### Work instructions:
Pull out every line below that contains the word "will".

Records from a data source
☆ ☆ ☆ ☆ ☆ ☆ ☆

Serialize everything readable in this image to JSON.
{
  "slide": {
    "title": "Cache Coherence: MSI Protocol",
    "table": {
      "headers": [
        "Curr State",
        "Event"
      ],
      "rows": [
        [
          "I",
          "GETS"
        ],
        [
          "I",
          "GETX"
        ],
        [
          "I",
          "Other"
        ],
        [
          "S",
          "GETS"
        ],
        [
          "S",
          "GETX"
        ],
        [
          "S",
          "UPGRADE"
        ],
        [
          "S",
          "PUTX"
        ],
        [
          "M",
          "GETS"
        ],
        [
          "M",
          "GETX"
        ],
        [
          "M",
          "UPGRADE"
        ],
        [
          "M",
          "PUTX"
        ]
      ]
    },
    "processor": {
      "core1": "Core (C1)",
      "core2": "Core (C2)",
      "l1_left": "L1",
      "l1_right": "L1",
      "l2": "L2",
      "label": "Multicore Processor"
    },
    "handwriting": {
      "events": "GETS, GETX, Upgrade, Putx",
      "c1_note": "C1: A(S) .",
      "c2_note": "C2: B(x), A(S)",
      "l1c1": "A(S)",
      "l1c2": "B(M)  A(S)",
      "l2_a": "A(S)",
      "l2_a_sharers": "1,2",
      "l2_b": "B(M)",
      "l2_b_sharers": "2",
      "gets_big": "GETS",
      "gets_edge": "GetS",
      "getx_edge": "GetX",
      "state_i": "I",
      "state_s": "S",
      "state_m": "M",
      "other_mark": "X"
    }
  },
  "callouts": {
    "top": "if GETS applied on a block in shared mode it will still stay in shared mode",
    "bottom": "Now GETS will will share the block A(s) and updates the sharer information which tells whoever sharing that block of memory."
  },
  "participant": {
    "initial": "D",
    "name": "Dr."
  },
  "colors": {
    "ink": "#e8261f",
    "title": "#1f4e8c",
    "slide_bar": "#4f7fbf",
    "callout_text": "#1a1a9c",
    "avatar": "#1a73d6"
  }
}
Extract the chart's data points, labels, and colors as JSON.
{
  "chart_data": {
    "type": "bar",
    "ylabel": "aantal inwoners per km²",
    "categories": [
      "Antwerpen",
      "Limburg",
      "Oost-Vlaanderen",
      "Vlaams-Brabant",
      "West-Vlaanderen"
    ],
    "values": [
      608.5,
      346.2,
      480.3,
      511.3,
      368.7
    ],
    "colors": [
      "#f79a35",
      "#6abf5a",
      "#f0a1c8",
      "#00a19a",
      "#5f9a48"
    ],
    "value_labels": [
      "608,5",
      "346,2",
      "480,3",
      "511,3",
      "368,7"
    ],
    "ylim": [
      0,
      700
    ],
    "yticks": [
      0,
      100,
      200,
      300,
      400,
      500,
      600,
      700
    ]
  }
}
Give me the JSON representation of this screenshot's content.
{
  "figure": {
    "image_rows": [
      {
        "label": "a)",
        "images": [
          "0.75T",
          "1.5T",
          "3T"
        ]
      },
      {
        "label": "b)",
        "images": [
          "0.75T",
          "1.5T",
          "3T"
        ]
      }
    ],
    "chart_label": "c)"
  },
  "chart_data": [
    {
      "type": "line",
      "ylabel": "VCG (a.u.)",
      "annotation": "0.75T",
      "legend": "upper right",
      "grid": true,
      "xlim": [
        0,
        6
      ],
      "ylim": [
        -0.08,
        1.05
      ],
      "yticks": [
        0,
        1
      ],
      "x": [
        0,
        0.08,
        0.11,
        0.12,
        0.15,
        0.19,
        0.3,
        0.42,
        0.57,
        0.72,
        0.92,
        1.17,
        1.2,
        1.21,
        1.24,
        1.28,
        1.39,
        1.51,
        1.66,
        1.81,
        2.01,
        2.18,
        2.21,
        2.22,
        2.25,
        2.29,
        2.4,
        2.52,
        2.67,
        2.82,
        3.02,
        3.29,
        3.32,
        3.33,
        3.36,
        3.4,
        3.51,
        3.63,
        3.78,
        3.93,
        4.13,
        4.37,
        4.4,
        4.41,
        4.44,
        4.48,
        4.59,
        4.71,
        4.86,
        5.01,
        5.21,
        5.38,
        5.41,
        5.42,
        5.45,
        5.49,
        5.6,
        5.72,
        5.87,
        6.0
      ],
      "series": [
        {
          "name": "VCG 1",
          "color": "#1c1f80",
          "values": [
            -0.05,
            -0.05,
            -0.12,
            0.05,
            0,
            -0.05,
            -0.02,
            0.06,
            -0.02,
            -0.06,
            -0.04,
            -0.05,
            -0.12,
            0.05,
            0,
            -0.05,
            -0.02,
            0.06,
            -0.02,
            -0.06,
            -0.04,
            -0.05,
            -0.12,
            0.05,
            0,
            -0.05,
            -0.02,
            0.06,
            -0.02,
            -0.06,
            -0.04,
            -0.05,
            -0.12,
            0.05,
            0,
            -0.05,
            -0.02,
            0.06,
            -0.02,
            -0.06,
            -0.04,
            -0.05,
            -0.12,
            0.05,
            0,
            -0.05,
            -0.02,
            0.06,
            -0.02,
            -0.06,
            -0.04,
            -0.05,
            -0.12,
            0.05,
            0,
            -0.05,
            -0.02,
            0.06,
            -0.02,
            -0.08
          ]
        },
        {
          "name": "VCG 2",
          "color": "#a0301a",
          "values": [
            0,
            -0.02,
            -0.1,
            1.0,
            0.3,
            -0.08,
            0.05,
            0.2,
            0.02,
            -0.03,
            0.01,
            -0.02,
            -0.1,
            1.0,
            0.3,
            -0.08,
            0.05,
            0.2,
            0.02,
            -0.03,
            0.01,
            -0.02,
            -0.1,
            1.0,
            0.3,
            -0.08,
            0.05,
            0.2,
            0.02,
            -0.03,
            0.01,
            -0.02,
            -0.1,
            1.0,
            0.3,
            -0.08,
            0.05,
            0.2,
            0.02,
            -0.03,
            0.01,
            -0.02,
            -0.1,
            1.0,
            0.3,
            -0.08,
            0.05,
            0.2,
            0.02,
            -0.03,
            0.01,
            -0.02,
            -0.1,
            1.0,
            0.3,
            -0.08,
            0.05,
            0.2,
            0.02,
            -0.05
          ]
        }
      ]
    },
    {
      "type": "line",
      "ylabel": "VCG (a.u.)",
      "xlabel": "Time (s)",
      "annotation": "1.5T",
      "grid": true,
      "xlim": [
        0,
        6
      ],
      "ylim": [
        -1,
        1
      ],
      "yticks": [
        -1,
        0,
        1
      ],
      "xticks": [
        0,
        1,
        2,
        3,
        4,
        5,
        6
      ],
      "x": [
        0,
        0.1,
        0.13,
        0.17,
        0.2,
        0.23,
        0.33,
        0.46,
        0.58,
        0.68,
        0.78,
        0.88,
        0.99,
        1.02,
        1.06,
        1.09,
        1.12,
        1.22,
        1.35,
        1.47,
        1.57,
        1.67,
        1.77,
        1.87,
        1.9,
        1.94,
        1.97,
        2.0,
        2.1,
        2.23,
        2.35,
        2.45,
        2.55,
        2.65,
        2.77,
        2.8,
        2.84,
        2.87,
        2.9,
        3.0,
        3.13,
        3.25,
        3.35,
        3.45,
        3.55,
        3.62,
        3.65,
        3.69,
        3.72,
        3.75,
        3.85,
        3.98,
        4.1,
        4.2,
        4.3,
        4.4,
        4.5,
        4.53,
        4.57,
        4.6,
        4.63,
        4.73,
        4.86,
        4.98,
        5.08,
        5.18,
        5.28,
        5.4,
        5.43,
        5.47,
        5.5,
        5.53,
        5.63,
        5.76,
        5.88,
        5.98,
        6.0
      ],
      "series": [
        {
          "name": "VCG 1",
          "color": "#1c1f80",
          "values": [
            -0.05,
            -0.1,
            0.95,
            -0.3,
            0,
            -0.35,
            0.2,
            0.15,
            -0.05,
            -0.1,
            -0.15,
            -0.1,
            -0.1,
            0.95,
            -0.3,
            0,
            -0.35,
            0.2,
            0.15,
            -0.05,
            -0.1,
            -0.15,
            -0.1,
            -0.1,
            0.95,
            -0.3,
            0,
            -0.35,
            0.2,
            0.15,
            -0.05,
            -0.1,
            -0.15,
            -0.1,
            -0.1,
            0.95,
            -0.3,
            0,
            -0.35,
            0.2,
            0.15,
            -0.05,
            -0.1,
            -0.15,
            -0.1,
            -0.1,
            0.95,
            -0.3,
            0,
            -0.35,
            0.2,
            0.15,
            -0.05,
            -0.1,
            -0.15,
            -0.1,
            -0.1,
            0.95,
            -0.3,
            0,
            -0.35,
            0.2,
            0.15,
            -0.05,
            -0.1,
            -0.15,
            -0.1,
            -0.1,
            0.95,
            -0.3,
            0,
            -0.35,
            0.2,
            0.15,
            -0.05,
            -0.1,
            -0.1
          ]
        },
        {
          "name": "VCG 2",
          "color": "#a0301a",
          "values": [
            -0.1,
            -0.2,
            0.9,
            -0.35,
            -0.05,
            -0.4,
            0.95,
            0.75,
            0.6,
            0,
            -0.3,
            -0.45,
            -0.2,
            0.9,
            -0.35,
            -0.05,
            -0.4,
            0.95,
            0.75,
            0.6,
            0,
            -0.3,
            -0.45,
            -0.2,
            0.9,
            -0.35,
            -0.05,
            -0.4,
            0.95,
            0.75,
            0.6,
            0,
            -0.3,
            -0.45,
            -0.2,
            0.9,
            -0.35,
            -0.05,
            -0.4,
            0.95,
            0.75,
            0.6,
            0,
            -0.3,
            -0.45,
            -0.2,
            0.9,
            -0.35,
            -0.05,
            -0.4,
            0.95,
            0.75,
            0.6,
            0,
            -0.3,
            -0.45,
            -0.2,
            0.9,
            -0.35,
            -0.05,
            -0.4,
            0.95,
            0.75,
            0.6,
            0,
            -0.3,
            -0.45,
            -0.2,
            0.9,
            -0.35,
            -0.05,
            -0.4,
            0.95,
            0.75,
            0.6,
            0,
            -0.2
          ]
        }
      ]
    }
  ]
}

☆ ☆ ☆ ☆ ☆ ☆ ☆

### Result for this exercise:
    "top": "if GETS applied on a block in shared mode it will still stay in shared mode",
    "bottom": "Now GETS will will share the block A(s) and updates the sharer information which tells whoever sharing that block of memory."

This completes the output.